►

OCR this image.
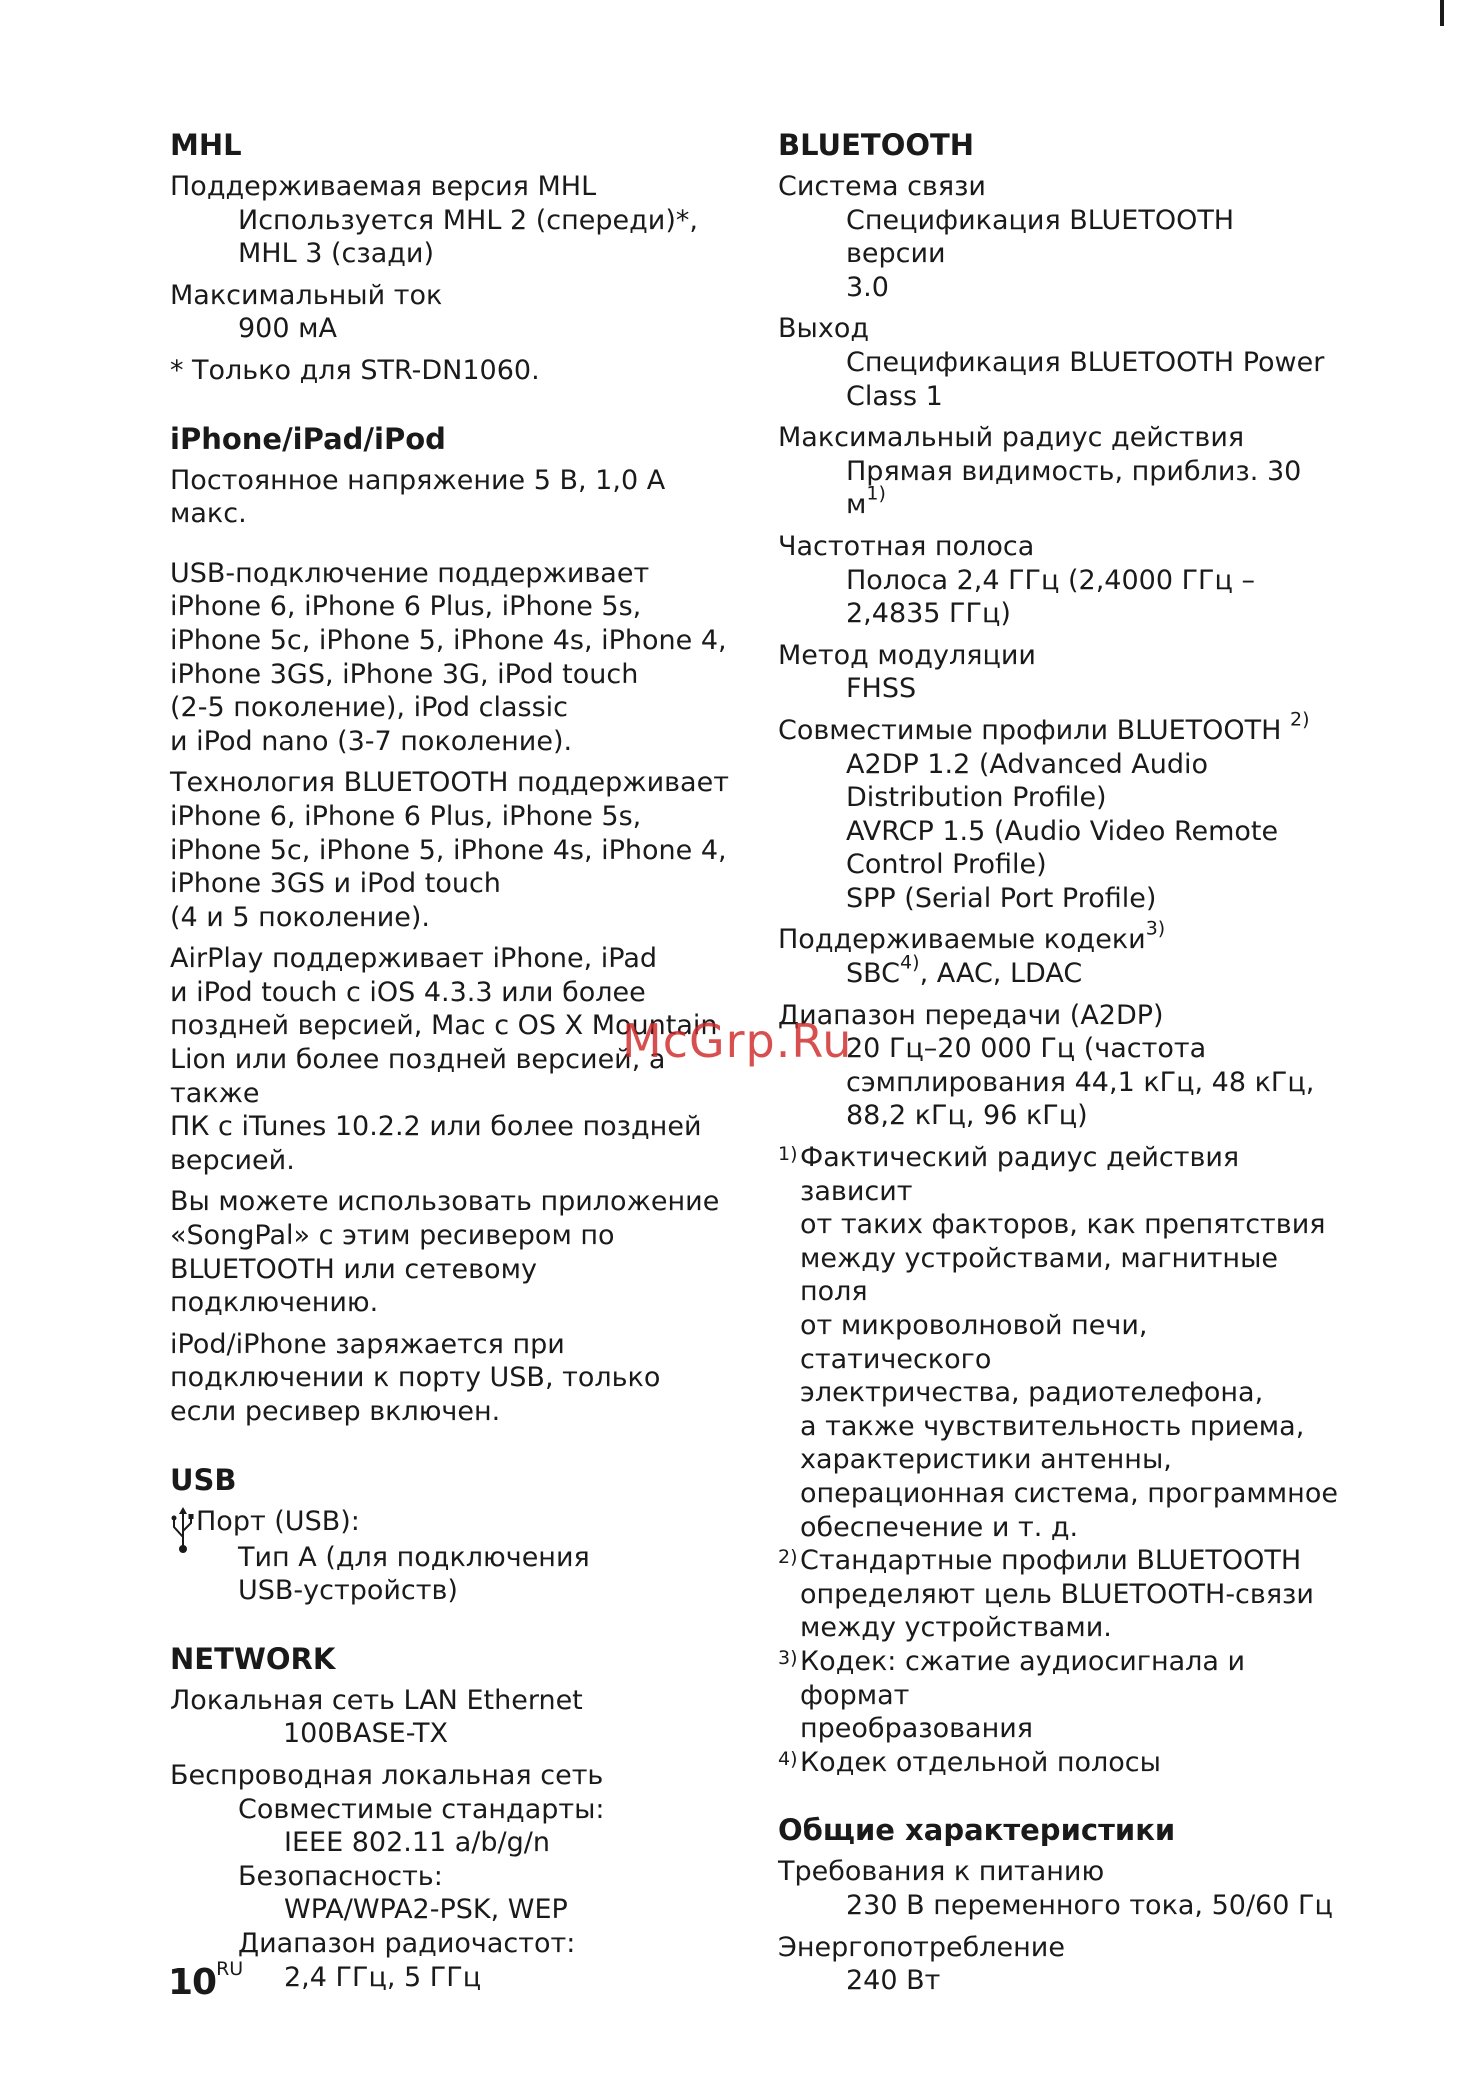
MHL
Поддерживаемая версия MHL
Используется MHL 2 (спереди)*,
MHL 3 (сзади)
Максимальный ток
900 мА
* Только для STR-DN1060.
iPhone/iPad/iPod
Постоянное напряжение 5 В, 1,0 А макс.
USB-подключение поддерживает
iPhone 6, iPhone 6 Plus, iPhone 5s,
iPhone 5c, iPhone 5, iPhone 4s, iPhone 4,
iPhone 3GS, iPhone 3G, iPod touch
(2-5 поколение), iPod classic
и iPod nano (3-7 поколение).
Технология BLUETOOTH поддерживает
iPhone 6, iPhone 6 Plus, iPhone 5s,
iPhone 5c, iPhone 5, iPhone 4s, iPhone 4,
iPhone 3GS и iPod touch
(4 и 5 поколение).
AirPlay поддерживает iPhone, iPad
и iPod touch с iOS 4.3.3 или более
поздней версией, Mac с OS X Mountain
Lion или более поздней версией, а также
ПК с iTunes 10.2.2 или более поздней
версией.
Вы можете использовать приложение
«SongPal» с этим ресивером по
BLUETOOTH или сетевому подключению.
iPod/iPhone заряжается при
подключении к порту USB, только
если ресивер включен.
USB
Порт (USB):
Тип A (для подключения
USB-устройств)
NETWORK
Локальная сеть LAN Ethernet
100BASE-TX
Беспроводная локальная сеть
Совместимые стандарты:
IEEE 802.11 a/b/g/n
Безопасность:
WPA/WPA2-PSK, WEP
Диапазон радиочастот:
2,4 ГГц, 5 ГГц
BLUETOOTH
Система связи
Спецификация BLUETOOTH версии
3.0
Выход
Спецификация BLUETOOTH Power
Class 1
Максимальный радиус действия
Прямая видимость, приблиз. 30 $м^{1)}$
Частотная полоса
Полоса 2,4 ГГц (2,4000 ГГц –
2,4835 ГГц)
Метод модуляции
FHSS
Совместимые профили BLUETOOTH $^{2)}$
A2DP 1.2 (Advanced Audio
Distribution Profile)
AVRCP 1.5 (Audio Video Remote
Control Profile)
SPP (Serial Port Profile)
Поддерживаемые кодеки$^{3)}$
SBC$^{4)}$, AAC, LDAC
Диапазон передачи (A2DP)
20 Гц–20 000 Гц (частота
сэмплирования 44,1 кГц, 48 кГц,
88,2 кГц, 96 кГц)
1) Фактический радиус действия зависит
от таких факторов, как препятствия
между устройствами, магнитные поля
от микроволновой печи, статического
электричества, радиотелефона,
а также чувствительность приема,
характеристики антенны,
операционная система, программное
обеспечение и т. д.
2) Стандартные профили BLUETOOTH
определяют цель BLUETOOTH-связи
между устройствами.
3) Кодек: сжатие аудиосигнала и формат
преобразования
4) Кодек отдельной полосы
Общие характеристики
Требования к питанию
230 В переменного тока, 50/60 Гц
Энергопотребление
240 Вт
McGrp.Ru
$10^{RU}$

◄
►

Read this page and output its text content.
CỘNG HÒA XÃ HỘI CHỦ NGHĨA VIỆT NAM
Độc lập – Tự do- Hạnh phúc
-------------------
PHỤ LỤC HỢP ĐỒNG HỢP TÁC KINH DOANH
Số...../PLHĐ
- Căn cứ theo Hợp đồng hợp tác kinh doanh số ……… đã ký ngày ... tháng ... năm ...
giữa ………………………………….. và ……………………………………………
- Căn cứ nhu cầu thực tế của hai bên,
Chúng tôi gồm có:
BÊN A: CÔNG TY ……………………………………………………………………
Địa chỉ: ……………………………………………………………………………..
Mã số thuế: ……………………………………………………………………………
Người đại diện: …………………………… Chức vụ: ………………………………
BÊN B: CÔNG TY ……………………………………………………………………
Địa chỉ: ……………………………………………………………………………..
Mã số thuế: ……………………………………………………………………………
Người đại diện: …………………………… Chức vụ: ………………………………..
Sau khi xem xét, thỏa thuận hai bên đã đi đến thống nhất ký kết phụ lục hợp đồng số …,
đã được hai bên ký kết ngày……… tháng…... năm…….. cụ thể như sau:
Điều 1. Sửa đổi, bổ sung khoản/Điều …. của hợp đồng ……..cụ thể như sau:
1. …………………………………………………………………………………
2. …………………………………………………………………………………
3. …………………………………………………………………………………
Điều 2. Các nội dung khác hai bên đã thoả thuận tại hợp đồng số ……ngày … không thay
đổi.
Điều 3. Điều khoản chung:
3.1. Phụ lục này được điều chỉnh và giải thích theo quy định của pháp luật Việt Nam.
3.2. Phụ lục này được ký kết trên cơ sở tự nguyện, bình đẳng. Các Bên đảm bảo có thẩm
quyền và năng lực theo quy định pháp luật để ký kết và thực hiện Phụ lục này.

◄
►

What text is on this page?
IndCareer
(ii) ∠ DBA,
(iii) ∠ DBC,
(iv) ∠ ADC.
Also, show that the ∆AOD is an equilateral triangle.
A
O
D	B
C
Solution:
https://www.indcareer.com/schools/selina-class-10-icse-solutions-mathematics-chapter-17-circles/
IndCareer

◄

◆ Exercise directions
Above are lines of data; state how many of them contain the word "профили", with no other output.

◆ Output of the task
2